__STATED EXERCISE__
Will you extract the entries word for word? Images should not appear in the copy.
===== PROVIDED MATERIAL
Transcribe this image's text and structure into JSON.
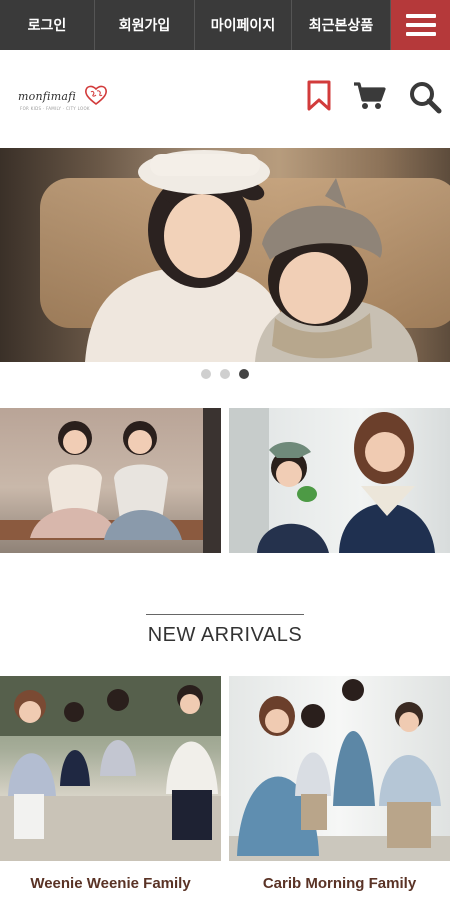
{
  "nav": {
    "items": [
      "로그인",
      "회원가입",
      "마이페이지",
      "최근본상품"
    ],
    "menu_icon": "hamburger-icon",
    "menu_color": "#b5393a"
  },
  "header": {
    "logo_text": "monfimafi",
    "logo_subtext": "FOR KIDS · FAMILY · CITY LOOK",
    "icons": [
      "bookmark-icon",
      "cart-icon",
      "search-icon"
    ],
    "accent_color": "#d23b3b"
  },
  "banner": {
    "slide_count": 3,
    "active_slide": 3
  },
  "section": {
    "title": "NEW ARRIVALS"
  },
  "products": [
    {
      "name": "Weenie Weenie Family"
    },
    {
      "name": "Carib Morning Family"
    }
  ]
}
==========
__TASK ANSWER__
Transcribe this image's text and structure into JSON.
{
  "nav": {
    "items": [
      "로그인",
      "회원가입",
      "마이페이지",
      "최근본상품"
    ],
    "menu_icon": "hamburger-icon",
    "menu_color": "#b5393a"
  },
  "header": {
    "logo_text": "monfimafi",
    "logo_subtext": "FOR KIDS · FAMILY · CITY LOOK",
    "icons": [
      "bookmark-icon",
      "cart-icon",
      "search-icon"
    ],
    "accent_color": "#d23b3b"
  },
  "banner": {
    "slide_count": 3,
    "active_slide": 3
  },
  "section": {
    "title": "NEW ARRIVALS"
  },
  "products": [
    {
      "name": "Weenie Weenie Family"
    },
    {
      "name": "Carib Morning Family"
    }
  ]
}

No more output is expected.